Records for this exercise:
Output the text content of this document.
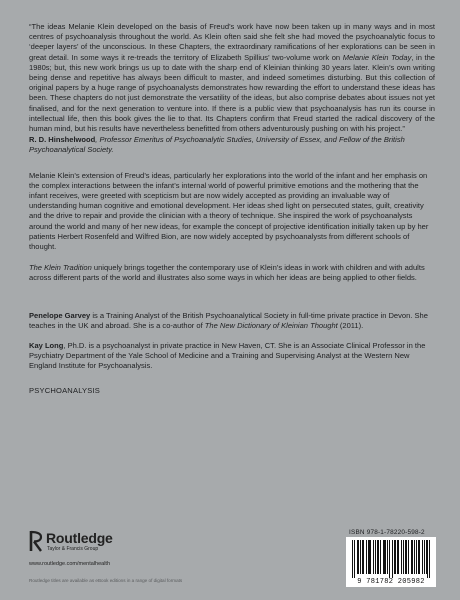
“The ideas Melanie Klein developed on the basis of Freud’s work have now been taken up in many ways and in most centres of psychoanalysis throughout the world. As Klein often said she felt she had moved the psychoanalytic focus to ‘deeper layers’ of the unconscious. In these Chapters, the extraordinary ramifications of her explorations can be seen in great detail. In some ways it re-treads the territory of Elizabeth Spillius’ two-volume work on Melanie Klein Today, in the 1980s; but, this new work brings us up to date with the sharp end of Kleinian thinking 30 years later. Klein’s own writing being dense and repetitive has always been difficult to master, and indeed sometimes disturbing. But this collection of original papers by a huge range of psychoanalysts demonstrates how rewarding the effort to understand these ideas has been. These chapters do not just demonstrate the versatility of the ideas, but also comprise debates about issues not yet finalised, and for the next generation to venture into. If there is a public view that psychoanalysis has run its course in intellectual life, then this book gives the lie to that. Its Chapters confirm that Freud started the radical discovery of the human mind, but his results have nevertheless benefitted from others adventurously pushing on with his project.”

R. D. Hinshelwood, Professor Emeritus of Psychoanalytic Studies, University of Essex, and Fellow of the British Psychoanalytical Society.

Melanie Klein’s extension of Freud’s ideas, particularly her explorations into the world of the infant and her emphasis on the complex interactions between the infant’s internal world of powerful primitive emotions and the mothering that the infant receives, were greeted with scepticism but are now widely accepted as providing an invaluable way of understanding human cognitive and emotional development. Her ideas shed light on persecuted states, guilt, creativity and the drive to repair and provide the clinician with a theory of technique. She inspired the work of psychoanalysts around the world and many of her new ideas, for example the concept of projective identification initially taken up by her patients Herbert Rosenfeld and Wilfred Bion, are now widely accepted by psychoanalysts from different schools of thought.

The Klein Tradition uniquely brings together the contemporary use of Klein’s ideas in work with children and with adults across different parts of the world and illustrates also some ways in which her ideas are being applied to other fields.

Penelope Garvey is a Training Analyst of the British Psychoanalytical Society in full-time private practice in Devon. She teaches in the UK and abroad. She is a co-author of The New Dictionary of Kleinian Thought (2011).

Kay Long, Ph.D. is a psychoanalyst in private practice in New Haven, CT. She is an Associate Clinical Professor in the Psychiatry Department of the Yale School of Medicine and a Training and Supervising Analyst at the Western New England Institute for Psychoanalysis.

PSYCHOANALYSIS

Routledge
Taylor & Francis Group
www.routledge.com/mentalhealth
Routledge titles are available as eBook editions in a range of digital formats
ISBN 978-1-78220-598-2
9 781782 205982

Exercise details:
Apart from its pictures, the material above should be repeated exactly.

Written solution:
Output the text content of this document.
“The ideas Melanie Klein developed on the basis of Freud’s work have now been taken up in many ways and in most centres of psychoanalysis throughout the world. As Klein often said she felt she had moved the psychoanalytic focus to ‘deeper layers’ of the unconscious. In these Chapters, the extraordinary ramifications of her explorations can be seen in great detail. In some ways it re-treads the territory of Elizabeth Spillius’ two-volume work on Melanie Klein Today, in the 1980s; but, this new work brings us up to date with the sharp end of Kleinian thinking 30 years later. Klein’s own writing being dense and repetitive has always been difficult to master, and indeed sometimes disturbing. But this collection of original papers by a huge range of psychoanalysts demonstrates how rewarding the effort to understand these ideas has been. These chapters do not just demonstrate the versatility of the ideas, but also comprise debates about issues not yet finalised, and for the next generation to venture into. If there is a public view that psychoanalysis has run its course in intellectual life, then this book gives the lie to that. Its Chapters confirm that Freud started the radical discovery of the human mind, but his results have nevertheless benefitted from others adventurously pushing on with his project.”

R. D. Hinshelwood, Professor Emeritus of Psychoanalytic Studies, University of Essex, and Fellow of the British Psychoanalytical Society.

Melanie Klein’s extension of Freud’s ideas, particularly her explorations into the world of the infant and her emphasis on the complex interactions between the infant’s internal world of powerful primitive emotions and the mothering that the infant receives, were greeted with scepticism but are now widely accepted as providing an invaluable way of understanding human cognitive and emotional development. Her ideas shed light on persecuted states, guilt, creativity and the drive to repair and provide the clinician with a theory of technique. She inspired the work of psychoanalysts around the world and many of her new ideas, for example the concept of projective identification initially taken up by her patients Herbert Rosenfeld and Wilfred Bion, are now widely accepted by psychoanalysts from different schools of thought.

The Klein Tradition uniquely brings together the contemporary use of Klein’s ideas in work with children and with adults across different parts of the world and illustrates also some ways in which her ideas are being applied to other fields.

Penelope Garvey is a Training Analyst of the British Psychoanalytical Society in full-time private practice in Devon. She teaches in the UK and abroad. She is a co-author of The New Dictionary of Kleinian Thought (2011).

Kay Long, Ph.D. is a psychoanalyst in private practice in New Haven, CT. She is an Associate Clinical Professor in the Psychiatry Department of the Yale School of Medicine and a Training and Supervising Analyst at the Western New England Institute for Psychoanalysis.

PSYCHOANALYSIS

Routledge
Taylor & Francis Group
www.routledge.com/mentalhealth
Routledge titles are available as eBook editions in a range of digital formats
ISBN 978-1-78220-598-2
9 781782 205982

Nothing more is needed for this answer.